**Challenge**
Sort through the data and copy the lines holding the word "that".

──────── Data for this task ────────

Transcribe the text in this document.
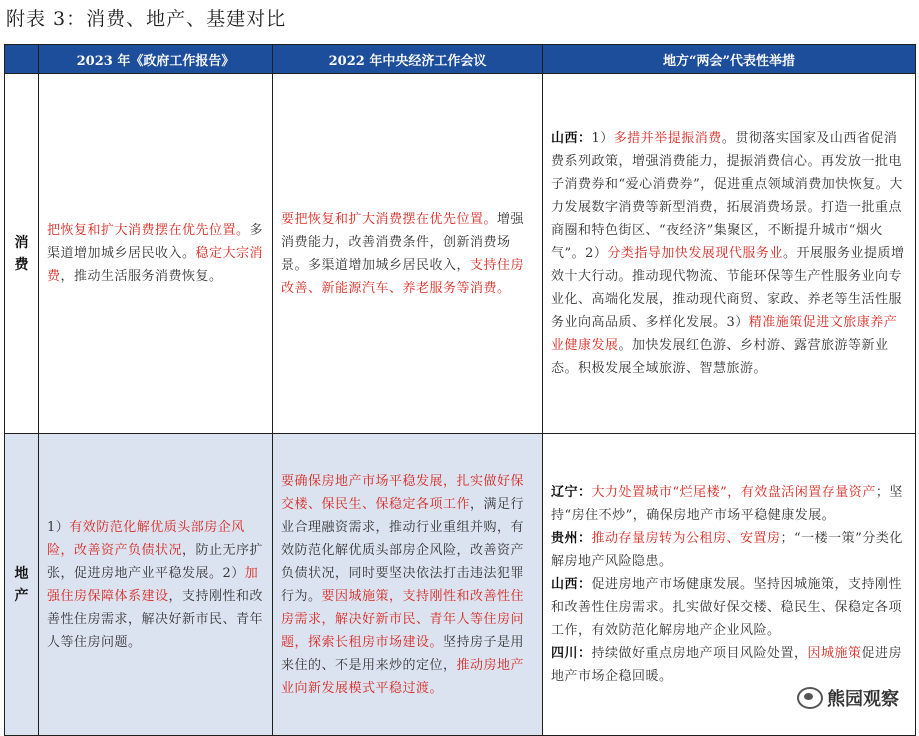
附表 3：消费、地产、基建对比
	2023 年《政府工作报告》	2022 年中央经济工作会议	地方“两会”代表性举措
消费	把恢复和扩大消费摆在优先位置。多渠道增加城乡居民收入。稳定大宗消费，推动生活服务消费恢复。	要把恢复和扩大消费摆在优先位置。增强消费能力，改善消费条件，创新消费场景。多渠道增加城乡居民收入，支持住房改善、新能源汽车、养老服务等消费。	山西：1）多措并举提振消费。贯彻落实国家及山西省促消费系列政策，增强消费能力，提振消费信心。再发放一批电子消费券和“爱心消费券”，促进重点领域消费加快恢复。大力发展数字消费等新型消费，拓展消费场景。打造一批重点商圈和特色街区、“夜经济”集聚区，不断提升城市“烟火气”。2）分类指导加快发展现代服务业。开展服务业提质增效十大行动。推动现代物流、节能环保等生产性服务业向专业化、高端化发展，推动现代商贸、家政、养老等生活性服务业向高品质、多样化发展。3）精准施策促进文旅康养产业健康发展。加快发展红色游、乡村游、露营旅游等新业态。积极发展全域旅游、智慧旅游。

地产	1）有效防范化解优质头部房企风险，改善资产负债状况，防止无序扩张，促进房地产业平稳发展。2）加强住房保障体系建设，支持刚性和改善性住房需求，解决好新市民、青年人等住房问题。	要确保房地产市场平稳发展，扎实做好保交楼、保民生、保稳定各项工作，满足行业合理融资需求，推动行业重组并购，有效防范化解优质头部房企风险，改善资产负债状况，同时要坚决依法打击违法犯罪行为。要因城施策，支持刚性和改善性住房需求，解决好新市民、青年人等住房问题，探索长租房市场建设。坚持房子是用来住的、不是用来炒的定位，推动房地产业向新发展模式平稳过渡。	辽宁：大力处置城市“烂尾楼”，有效盘活闲置存量资产；坚持“房住不炒”，确保房地产市场平稳健康发展。
贵州：推动存量房转为公租房、安置房；“一楼一策”分类化解房地产风险隐患。
山西：促进房地产市场健康发展。坚持因城施策，支持刚性和改善性住房需求。扎实做好保交楼、稳民生、保稳定各项工作，有效防范化解房地产企业风险。
四川：持续做好重点房地产项目风险处置，因城施策促进房地产市场企稳回暖。
熊园观察
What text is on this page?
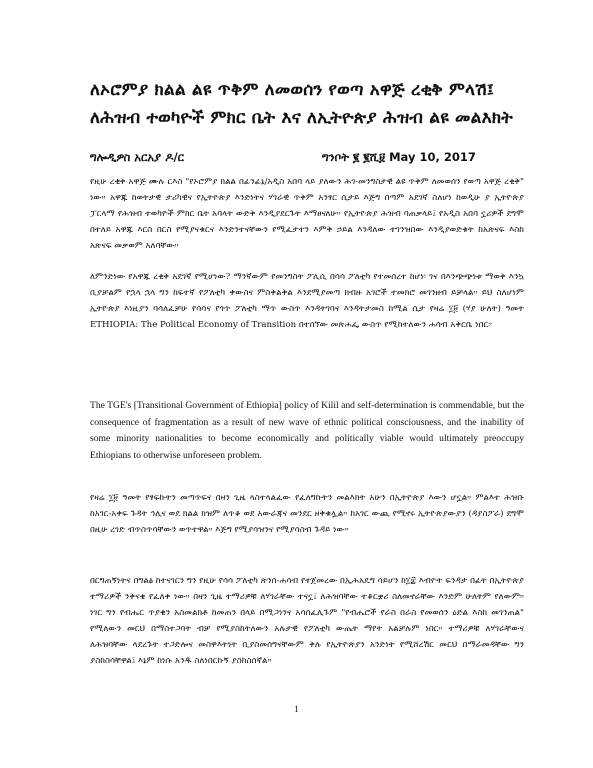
ለኦሮምያ ክልል ልዩ ጥቅም ለመወሰን የወጣ አዋጅ ረቂቅ ምላሽ፤ ለሕዝብ ተወካዮች ምክር ቤት እና ለኢትዮጵያ ሕዝብ ልዩ መልእክት
ግሎዲዎስ አርአያ ዶ/ር	ግንቦት ፪ ፪ሺ፱ May 10, 2017

የዚሁ ረቂቅ አዋጅ ሙሉ ርእስ "የኦሮምያ ክልል በፊንፊኔ/አዲስ አበባ ላይ ያለውን ሕገ-መንግስታዊ ልዩ ጥቅም ለመወሰን የወጣ አዋጅ ረቂቅ" ነው። አዋጁ ከወትታዊ ታሪካዊና የኢትዮጵያ እንድነትና ሃገራዊ ጥቅም አንፃር ሲታይ እጅግ በጣም አደገኛ ስለሆነ ከወዲሁ ያ ኢትዮጵያ ፓርላማ የሕዝብ ተወካዮች ምክር ቤት አባላት ውድቅ እንዲያደርጉት እማፀናለሁ። የኢትዮጵያ ሕዝብ ባጠቃላይ፤ የአዲስ አበባ ኗሪዎች ደግሞ በተለይ አዋጁ እርስ በርስ የሚያናቁርና እንድንተናቸውን የሚፈታተን እምቅ ኃይል እንዳለው ተገንዝበው እንዲያወድቁት ከአጽናፍ እስከ አጽናፍ መቃወም አለባቸው።

ለምንድነው የአዋጁ ረቂቅ አደገኛ የሚሆነው? ማንኛውም የመንግስት ፖሊሲ በሳሳ ፖለቲካ የተመሰረተ ከሆነ፡ ገና በእንጭጭነቱ ማወቅ እንኳ ቢያቻልም የኋላ ኋላ ግን ከፍተኛ የፖለቲካ ቀውስና ምስቅልቅል እንደሚያመጣ ክብዙ አገሮች ተመክሮ መገንዘብ ይቻላል። ይህ ስለሆነም ኢትዮጵያ እነዚያን ባሳለፈቻሁ የሳሳና የጎጥ ፖለቲካ ማጥ ውስጥ እንዳትገባና እንዳትታመስ ከሚል ሲታ የዛሬ ፲፱ (ሃያ ሁለት) ዓመት ETHIOPIA: The Political Economy of Transition በተሰኘው መጽሐፌ ውስጥ የሚከተለውን ሐሳብ አቅርቤ ነበር፦

The TGE's [Transitional Government of Ethiopia] policy of Kilil and self-determination is commendable, but the consequence of fragmentation as a result of new wave of ethnic political consciousness, and the inability of some minority nationalities to become economically and politically viable would ultimately preoccupy Ethiopians to otherwise unforeseen problem.

የዛሬ ፲፱ ዓመት የፃፍኩትን መጣጥፍና በዛን ጊዜ ላስተላልፈው የፈለግኩትን መልእክት አሁን በኢትዮጵያ እውን ሆኗል። ምልእተ ሕዝቡ ከአገር-አቀፍ ጉዳት ኅሊና ወደ ክልል ክዝም ለጥቆ ወደ አውራጃና መንደር ዘቅቁሏል። ከአገር ውጪ የሚኖሩ ኢትዮጵያውያን (ዳያስፖራ) ደግሞ በዚሁ ረገድ ብጥስጥሳቸውን ወጥተዋል። እጅግ የሚያሳዝንና የሚያሳስብ ጉዳይ ነው።

በርግጠኝነትና በግልፅ ከተናገርን ግን የዚሁ የሳሳ ፖለቲካ ጽንሰ-ሐሳብ የተጀመረው በኢሕአዴግ ሳይሆን ከ፲፰ እብዮት ፍንዳታ በፊት በኢትዮጵያ ተማሪዎች ንቅናቄ የፈለቀ ነው። በዛን ጊዜ ተማሪዎቹ ለሃገራቸው ተናኗ፤ ለሕዝባቸው ተቆርቋሪ ስለመኖራቸው እንድም ሁለትም የለውም። ነገር ግን የብሔር ጥያቄን አስመልክቶ ከመጠን በላይ በሚጋነንና አሳሰፈሊጉም "የብሔሮች የራስ በራስ የመወሰን ዕድል እስከ መገንጠል" የሚለውን መርህ በማስተጋባት ብቻ የሚያስከትለውን አሉታዊ የፖለቲካ ውጤት ማየት አልቻሉም ነበር። ተማሪዎቹ ለሃገራቸውና ለሕዝባቸው ላደረጉት ተጋድሎና መስዋእትነት ቢያስመሰግናቸውም ቅሉ የኢትዮጵያን አንድነት የሚሸረሽር መርህ በማራመዳቸው ግን ያስከስሳቸዋል፤ እኔም ከነሱ አንዱ ስለነበርኩኝ ያስከስሰኛል።

1
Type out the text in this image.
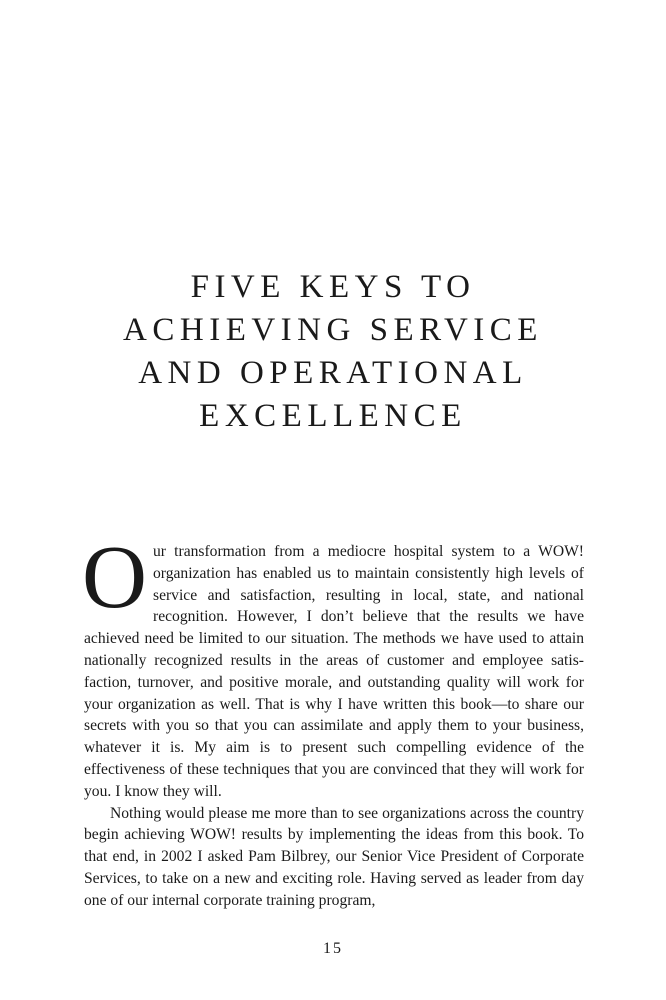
FIVE KEYS TO
ACHIEVING SERVICE
AND OPERATIONAL
EXCELLENCE

Our transformation from a mediocre hospital system to a WOW! organization has enabled us to maintain consistently high levels of service and satisfaction, resulting in local, state, and national recognition. However, I don’t believe that the results we have achieved need be limited to our situation. The methods we have used to attain nationally recognized results in the areas of customer and employee satisfaction, turnover, and positive morale, and outstanding quality will work for your organization as well. That is why I have written this book—to share our secrets with you so that you can assimilate and apply them to your business, whatever it is. My aim is to present such compelling evidence of the effectiveness of these techniques that you are convinced that they will work for you. I know they will.

Nothing would please me more than to see organizations across the country begin achieving WOW! results by implementing the ideas from this book. To that end, in 2002 I asked Pam Bilbrey, our Senior Vice President of Corporate Services, to take on a new and exciting role. Having served as leader from day one of our internal corporate training program,

15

────────

**Result of the exercise**
Our transformation from a mediocre hospital system to a WOW! organization has enabled us to maintain consistently high levels of service and satisfaction, resulting in local, state, and national recognition. However, I don’t believe that the results we have achieved need be limited to our situation. The methods we have used to attain nationally recognized results in the areas of customer and employee satisfaction, turnover, and positive morale, and outstanding quality will work for your organization as well. That is why I have written this book—to share our secrets with you so that you can assimilate and apply them to your business, whatever it is. My aim is to present such compelling evidence of the effectiveness of these techniques that you are convinced that they will work for you. I know they will.
Nothing would please me more than to see organizations across the country begin achieving WOW! results by implementing the ideas from this book. To that end, in 2002 I asked Pam Bilbrey, our Senior Vice President of Corporate Services, to take on a new and exciting role. Having served as leader from day one of our internal corporate training program,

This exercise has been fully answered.